Structured figure records:
----------------
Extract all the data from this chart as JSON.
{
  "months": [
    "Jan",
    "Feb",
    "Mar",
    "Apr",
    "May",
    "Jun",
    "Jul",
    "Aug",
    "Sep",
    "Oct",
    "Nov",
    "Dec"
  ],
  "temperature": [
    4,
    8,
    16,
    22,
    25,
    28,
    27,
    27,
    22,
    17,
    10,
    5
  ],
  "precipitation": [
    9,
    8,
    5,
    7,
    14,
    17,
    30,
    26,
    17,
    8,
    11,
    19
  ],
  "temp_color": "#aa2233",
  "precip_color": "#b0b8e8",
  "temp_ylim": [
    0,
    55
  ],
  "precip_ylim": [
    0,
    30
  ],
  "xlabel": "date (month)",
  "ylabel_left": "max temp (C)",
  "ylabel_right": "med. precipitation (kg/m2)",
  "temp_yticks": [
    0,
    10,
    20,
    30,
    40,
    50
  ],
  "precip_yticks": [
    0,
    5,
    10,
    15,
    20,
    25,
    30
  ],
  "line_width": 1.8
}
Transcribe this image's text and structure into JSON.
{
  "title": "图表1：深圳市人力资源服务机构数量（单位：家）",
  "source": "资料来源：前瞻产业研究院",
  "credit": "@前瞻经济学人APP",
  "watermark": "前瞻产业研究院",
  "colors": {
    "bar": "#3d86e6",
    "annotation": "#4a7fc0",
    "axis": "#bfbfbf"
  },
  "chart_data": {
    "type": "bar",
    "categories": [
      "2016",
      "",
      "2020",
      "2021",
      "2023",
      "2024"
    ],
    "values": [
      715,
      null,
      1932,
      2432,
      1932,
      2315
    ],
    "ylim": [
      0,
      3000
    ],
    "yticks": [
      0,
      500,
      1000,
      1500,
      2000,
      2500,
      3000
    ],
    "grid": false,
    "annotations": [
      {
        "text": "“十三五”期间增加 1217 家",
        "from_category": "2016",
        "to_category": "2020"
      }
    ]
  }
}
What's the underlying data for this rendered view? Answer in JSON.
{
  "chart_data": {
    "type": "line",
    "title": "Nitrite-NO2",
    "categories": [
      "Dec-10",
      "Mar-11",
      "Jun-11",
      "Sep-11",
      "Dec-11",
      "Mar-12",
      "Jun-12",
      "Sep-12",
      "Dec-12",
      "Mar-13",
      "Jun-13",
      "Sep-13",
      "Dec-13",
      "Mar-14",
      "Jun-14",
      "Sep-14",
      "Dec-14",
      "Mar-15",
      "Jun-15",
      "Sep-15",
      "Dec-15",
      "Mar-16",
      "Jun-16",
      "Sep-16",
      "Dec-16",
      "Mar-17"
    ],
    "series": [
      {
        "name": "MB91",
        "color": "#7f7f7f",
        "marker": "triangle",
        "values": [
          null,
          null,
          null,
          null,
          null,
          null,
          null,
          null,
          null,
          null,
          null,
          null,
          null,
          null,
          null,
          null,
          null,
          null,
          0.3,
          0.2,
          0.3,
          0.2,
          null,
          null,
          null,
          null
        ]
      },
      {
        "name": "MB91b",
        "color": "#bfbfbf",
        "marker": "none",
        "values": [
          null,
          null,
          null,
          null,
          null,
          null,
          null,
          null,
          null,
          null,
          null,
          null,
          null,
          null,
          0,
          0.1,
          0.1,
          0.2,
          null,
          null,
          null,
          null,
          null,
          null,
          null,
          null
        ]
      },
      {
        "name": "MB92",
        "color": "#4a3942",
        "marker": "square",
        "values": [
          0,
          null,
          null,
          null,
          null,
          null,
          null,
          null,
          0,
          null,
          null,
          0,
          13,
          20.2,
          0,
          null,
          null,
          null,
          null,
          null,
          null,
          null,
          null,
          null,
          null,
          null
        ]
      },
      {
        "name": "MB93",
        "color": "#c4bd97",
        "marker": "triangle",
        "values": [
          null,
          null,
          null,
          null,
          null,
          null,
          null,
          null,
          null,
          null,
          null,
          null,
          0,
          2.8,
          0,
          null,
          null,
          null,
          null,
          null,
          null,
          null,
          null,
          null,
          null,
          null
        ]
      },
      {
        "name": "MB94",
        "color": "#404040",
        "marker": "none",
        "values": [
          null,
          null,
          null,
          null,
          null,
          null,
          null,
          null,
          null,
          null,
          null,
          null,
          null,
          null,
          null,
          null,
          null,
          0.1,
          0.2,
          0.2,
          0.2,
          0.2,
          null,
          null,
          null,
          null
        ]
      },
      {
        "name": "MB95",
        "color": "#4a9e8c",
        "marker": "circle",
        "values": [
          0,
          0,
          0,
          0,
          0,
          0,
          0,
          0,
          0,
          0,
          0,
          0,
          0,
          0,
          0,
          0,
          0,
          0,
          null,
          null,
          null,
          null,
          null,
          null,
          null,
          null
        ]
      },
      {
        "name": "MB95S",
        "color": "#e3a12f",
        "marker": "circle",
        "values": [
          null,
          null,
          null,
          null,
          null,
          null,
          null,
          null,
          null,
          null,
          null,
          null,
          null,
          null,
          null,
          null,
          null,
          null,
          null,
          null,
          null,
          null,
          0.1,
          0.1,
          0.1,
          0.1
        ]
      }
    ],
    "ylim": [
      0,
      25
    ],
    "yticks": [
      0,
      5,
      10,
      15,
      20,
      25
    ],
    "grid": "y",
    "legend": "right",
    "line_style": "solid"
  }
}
----------------
The request:
Tell how many lines include "precipitation". The number is the whole answer.

Problem solution:
2